Data shown:
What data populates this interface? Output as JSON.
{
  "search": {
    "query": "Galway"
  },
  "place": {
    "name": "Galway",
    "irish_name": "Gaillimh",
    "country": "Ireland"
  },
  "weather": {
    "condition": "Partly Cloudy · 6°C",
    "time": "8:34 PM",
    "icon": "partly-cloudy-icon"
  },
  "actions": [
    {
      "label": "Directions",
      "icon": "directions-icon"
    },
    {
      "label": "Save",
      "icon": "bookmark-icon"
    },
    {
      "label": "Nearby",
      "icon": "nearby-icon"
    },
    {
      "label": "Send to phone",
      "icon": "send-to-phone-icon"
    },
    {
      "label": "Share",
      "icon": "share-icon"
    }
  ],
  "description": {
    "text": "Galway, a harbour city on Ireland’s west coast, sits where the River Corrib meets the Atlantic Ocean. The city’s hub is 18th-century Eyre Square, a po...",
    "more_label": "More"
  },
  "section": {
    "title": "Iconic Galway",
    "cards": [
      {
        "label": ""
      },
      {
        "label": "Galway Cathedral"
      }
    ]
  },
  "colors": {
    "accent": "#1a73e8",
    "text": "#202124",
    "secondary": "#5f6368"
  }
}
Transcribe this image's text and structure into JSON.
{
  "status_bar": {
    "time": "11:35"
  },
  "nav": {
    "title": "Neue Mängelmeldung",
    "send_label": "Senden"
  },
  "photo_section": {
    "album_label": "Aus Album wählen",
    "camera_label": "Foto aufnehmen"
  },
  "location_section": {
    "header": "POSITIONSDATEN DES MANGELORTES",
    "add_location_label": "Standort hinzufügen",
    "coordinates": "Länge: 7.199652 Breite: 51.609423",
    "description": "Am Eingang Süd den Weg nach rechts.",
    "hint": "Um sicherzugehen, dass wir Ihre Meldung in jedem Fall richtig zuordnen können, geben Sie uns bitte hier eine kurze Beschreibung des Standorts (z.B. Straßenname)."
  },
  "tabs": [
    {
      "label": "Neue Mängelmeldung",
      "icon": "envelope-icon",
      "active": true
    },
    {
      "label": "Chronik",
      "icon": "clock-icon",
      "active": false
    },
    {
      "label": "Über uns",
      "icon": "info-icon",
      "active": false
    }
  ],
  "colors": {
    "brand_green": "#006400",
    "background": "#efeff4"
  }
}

Task directions:
Search the lines for the word "Neue" and report how many contain it, by number only.

Result:
2